Exercise brief =
Go through the listing below and list every line with "JSON".

___ Records for the exercise ___

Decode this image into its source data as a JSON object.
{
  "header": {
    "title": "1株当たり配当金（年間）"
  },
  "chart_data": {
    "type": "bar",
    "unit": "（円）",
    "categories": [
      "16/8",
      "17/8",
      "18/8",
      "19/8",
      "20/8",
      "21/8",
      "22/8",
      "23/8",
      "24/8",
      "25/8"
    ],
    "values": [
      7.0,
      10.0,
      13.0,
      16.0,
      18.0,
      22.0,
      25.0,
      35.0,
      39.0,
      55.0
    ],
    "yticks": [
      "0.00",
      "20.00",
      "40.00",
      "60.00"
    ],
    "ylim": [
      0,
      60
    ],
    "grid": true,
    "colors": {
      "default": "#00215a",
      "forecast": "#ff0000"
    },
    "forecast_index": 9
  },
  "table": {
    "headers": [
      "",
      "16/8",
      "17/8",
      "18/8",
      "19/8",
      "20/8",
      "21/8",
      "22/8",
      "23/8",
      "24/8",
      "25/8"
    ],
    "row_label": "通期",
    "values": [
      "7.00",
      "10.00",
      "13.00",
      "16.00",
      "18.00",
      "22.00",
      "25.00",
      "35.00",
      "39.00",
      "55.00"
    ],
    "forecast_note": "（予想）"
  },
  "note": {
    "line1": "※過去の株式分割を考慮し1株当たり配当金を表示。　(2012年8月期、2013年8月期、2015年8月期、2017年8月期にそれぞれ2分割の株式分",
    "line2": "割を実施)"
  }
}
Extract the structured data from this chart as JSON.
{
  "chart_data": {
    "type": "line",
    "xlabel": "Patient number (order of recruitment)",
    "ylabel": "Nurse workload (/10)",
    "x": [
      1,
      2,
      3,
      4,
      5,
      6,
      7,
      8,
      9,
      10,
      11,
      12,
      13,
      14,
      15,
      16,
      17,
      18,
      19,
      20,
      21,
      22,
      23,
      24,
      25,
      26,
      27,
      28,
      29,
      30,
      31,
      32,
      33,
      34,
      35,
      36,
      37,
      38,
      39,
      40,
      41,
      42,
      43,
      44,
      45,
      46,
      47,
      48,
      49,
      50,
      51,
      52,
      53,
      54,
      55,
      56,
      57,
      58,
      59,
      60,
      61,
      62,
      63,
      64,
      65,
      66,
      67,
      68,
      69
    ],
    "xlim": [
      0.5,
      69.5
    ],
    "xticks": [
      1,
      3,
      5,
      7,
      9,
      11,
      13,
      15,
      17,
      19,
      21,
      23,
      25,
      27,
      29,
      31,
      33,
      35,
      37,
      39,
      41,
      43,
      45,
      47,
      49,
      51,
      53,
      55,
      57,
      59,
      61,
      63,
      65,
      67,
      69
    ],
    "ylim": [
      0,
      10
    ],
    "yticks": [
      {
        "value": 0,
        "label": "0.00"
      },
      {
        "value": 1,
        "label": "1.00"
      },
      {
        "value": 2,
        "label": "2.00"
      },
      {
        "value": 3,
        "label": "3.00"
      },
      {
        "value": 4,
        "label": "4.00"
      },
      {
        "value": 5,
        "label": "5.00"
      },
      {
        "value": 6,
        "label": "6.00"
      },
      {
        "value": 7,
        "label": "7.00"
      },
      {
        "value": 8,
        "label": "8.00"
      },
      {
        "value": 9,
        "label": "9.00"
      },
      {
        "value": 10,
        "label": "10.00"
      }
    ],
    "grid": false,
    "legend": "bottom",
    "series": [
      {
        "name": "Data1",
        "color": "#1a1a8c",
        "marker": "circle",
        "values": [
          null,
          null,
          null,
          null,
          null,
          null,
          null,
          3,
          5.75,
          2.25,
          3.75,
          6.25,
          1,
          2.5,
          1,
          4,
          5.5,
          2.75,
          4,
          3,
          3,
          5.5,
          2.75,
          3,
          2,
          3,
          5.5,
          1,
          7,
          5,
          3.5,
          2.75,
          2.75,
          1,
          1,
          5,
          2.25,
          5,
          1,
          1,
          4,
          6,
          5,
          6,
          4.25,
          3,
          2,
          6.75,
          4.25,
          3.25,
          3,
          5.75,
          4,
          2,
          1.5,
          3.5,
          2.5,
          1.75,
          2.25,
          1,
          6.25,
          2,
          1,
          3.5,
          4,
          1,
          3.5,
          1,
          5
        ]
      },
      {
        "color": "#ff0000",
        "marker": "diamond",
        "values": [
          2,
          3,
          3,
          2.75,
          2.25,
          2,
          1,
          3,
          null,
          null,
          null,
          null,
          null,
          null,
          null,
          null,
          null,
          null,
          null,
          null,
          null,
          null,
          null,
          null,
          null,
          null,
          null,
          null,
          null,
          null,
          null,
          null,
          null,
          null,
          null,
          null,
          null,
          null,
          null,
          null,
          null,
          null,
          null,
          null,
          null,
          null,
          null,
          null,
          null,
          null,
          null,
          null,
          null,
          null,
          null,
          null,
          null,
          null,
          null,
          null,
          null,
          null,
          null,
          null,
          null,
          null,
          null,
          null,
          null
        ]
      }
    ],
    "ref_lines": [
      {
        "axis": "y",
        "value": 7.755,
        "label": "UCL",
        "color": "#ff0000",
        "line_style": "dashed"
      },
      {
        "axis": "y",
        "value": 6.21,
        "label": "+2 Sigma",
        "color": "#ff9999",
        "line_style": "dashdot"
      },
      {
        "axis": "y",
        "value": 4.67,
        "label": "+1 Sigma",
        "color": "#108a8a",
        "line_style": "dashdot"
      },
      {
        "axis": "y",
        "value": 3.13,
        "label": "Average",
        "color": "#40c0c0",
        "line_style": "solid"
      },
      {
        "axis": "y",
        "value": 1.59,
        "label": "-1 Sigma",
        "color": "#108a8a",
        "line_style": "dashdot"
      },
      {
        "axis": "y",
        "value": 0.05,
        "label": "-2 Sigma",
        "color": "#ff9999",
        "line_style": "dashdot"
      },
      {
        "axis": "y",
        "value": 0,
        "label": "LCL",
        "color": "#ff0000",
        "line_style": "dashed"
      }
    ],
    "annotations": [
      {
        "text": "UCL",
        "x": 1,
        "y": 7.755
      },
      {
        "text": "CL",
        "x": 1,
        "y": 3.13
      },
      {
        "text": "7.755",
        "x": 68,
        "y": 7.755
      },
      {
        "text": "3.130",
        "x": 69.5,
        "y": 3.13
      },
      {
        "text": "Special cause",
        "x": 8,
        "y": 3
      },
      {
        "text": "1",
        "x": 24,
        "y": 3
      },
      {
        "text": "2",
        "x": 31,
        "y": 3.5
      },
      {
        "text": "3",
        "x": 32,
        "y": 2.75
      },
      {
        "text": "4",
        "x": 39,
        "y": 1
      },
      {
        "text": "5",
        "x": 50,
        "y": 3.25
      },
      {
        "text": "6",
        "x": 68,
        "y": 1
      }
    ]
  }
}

___

Solution for this problem =
Decode this image into its source data as a JSON object.
Extract the structured data from this chart as JSON.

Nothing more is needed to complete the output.